**Short task**
Gather every line that includes the word "Last", please.

(Recorded data)
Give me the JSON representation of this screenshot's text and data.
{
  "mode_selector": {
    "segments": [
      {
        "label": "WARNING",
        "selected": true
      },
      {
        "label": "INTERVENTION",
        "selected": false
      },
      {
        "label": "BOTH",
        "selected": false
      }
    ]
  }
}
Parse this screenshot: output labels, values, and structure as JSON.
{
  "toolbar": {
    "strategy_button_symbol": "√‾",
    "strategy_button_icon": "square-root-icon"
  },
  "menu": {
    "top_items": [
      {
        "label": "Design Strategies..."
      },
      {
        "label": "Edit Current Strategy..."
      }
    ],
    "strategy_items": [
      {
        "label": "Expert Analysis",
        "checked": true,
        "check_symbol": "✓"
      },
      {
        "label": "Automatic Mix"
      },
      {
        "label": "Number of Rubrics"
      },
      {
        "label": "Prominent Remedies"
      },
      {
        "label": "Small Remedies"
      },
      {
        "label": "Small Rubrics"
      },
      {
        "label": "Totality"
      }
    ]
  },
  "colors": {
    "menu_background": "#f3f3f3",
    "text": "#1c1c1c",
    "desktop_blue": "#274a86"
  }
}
--
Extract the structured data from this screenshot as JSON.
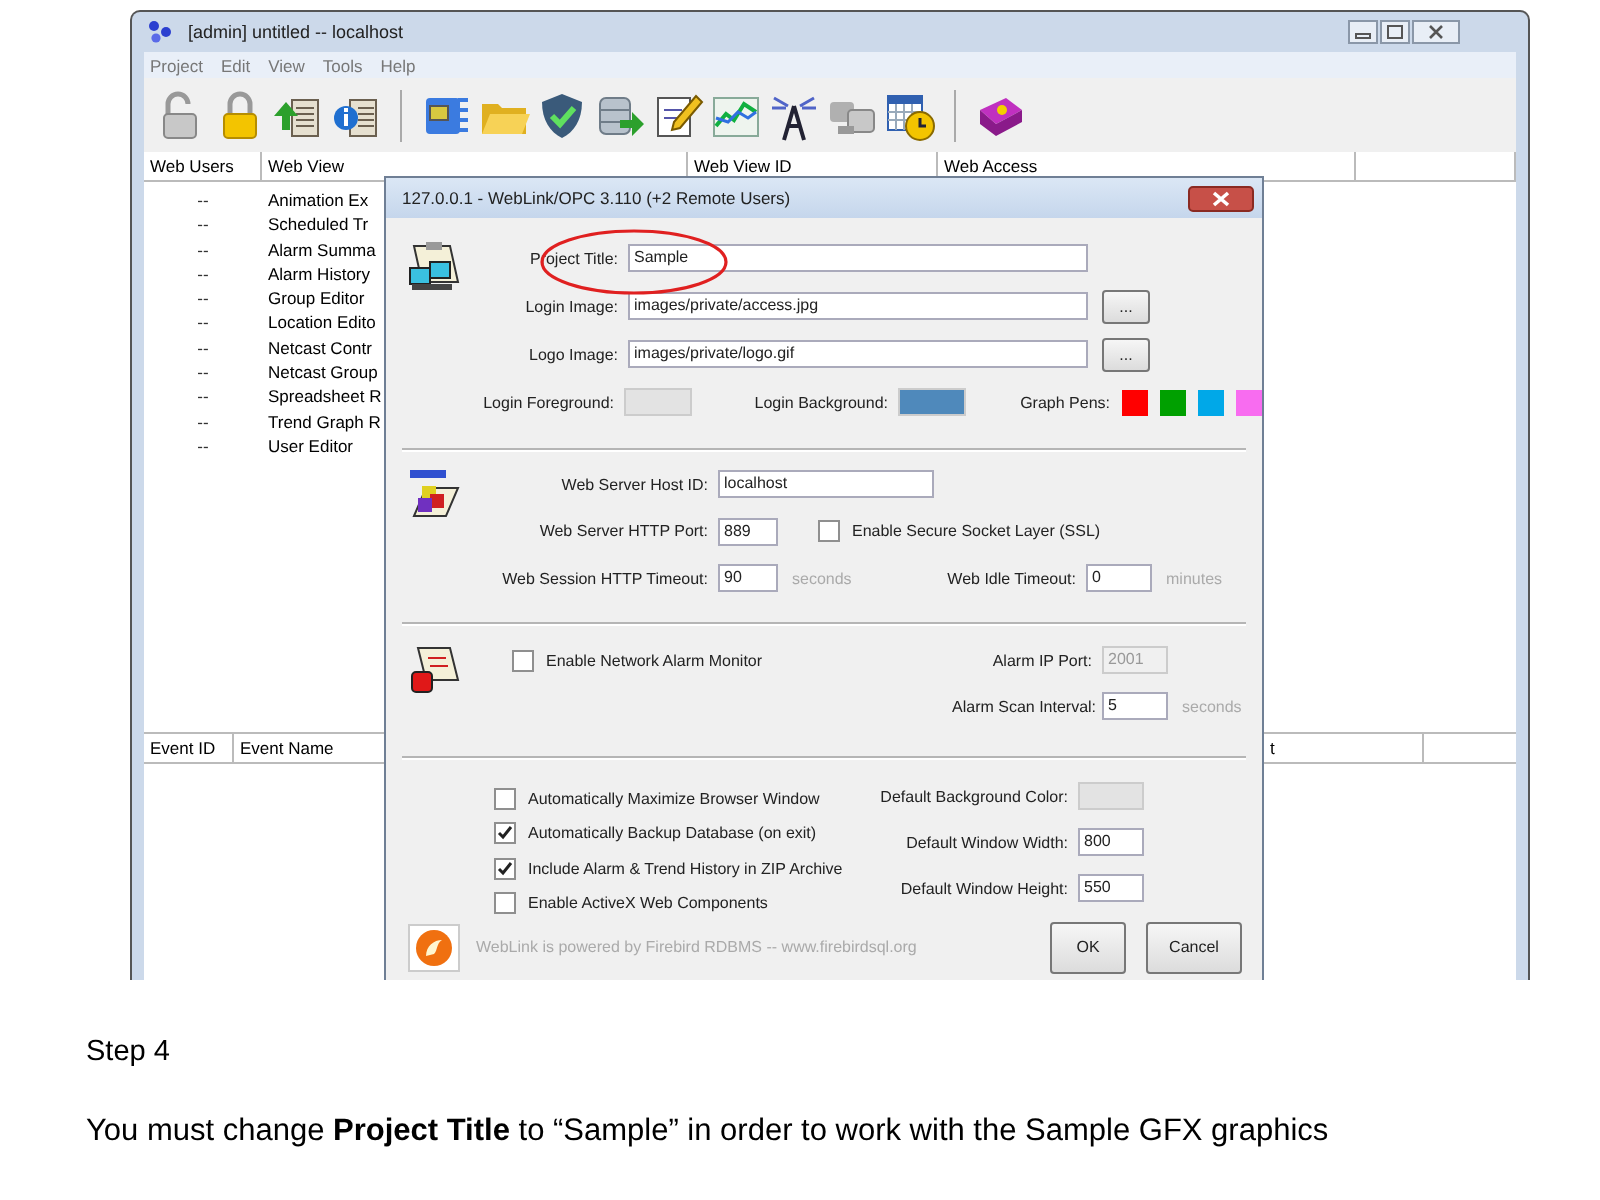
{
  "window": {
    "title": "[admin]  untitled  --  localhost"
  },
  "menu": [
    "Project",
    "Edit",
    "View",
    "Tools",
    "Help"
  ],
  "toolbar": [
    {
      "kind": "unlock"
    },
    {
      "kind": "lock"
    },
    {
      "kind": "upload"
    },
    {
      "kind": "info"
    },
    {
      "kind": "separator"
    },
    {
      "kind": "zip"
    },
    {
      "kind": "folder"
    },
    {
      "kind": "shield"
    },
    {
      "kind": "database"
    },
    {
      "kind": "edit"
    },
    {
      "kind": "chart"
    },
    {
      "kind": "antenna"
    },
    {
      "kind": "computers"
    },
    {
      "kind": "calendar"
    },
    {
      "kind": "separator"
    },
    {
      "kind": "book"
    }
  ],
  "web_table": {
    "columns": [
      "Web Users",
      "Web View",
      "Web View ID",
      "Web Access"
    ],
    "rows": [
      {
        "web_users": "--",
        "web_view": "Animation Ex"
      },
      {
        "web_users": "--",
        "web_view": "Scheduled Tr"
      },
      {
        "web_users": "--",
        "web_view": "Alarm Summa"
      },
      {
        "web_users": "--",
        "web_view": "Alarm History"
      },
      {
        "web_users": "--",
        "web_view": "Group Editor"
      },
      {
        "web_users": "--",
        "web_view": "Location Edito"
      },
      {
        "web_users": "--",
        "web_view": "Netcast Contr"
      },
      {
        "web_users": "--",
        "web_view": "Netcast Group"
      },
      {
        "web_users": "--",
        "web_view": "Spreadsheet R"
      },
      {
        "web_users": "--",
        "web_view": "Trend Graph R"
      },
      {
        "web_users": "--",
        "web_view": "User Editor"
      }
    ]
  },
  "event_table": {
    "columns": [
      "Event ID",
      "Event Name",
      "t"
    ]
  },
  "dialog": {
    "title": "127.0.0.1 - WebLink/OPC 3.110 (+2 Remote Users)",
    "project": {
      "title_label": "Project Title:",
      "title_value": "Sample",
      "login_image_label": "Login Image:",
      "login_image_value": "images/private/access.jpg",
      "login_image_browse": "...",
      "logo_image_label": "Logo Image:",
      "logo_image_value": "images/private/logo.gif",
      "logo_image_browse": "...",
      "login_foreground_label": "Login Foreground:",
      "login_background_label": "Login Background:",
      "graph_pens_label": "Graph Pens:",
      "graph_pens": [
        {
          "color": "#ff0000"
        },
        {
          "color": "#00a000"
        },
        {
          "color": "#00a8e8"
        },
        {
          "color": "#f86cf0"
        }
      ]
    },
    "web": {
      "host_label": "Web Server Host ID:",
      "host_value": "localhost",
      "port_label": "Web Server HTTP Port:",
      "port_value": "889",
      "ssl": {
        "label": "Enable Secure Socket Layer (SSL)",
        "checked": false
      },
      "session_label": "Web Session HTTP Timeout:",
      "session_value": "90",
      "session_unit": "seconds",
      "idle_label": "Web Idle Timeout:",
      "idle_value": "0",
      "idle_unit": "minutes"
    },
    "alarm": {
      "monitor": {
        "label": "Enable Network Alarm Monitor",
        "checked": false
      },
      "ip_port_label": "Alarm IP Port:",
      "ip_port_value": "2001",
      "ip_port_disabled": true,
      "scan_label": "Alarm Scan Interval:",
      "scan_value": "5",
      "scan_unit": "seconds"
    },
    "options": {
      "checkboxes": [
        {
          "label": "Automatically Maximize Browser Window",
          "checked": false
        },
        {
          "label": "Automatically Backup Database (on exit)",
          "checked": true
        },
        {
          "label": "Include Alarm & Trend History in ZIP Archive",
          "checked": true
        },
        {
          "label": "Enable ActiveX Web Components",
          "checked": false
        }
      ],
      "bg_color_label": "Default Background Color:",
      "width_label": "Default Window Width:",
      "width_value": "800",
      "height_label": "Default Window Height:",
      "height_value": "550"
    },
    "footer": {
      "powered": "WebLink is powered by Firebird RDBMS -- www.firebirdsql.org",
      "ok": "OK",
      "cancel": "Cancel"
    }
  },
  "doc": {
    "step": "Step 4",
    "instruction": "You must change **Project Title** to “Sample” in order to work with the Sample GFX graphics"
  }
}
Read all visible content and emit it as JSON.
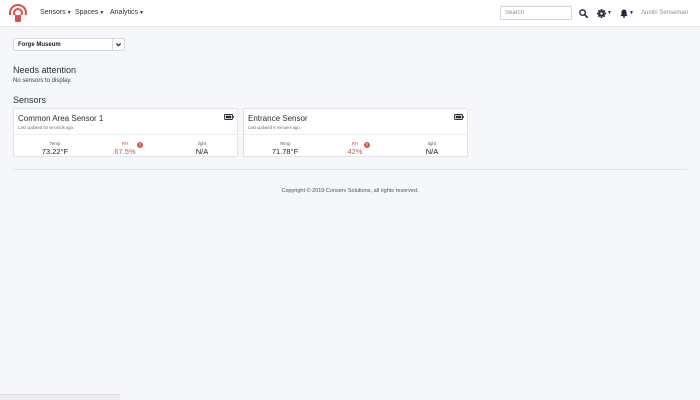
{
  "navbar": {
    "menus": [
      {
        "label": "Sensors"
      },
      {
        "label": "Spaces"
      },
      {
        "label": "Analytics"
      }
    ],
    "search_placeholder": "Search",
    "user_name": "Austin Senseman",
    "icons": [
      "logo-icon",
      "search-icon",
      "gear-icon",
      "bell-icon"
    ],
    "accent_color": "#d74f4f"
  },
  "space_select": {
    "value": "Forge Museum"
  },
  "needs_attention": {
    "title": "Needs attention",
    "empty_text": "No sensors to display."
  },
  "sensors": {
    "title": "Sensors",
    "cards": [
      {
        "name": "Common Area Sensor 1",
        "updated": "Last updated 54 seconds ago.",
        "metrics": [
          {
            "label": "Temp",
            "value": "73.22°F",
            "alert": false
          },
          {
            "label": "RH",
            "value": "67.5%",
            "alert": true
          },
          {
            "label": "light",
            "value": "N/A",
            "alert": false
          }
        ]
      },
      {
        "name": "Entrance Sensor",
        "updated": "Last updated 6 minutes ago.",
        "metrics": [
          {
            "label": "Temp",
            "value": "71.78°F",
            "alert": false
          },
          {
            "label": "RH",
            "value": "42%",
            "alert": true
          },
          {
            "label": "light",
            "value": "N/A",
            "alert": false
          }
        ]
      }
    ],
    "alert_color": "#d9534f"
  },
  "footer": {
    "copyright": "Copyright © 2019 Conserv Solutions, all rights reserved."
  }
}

**Result for this task**
        "updated": "Last updated 54 seconds ago.",
        "updated": "Last updated 6 minutes ago.",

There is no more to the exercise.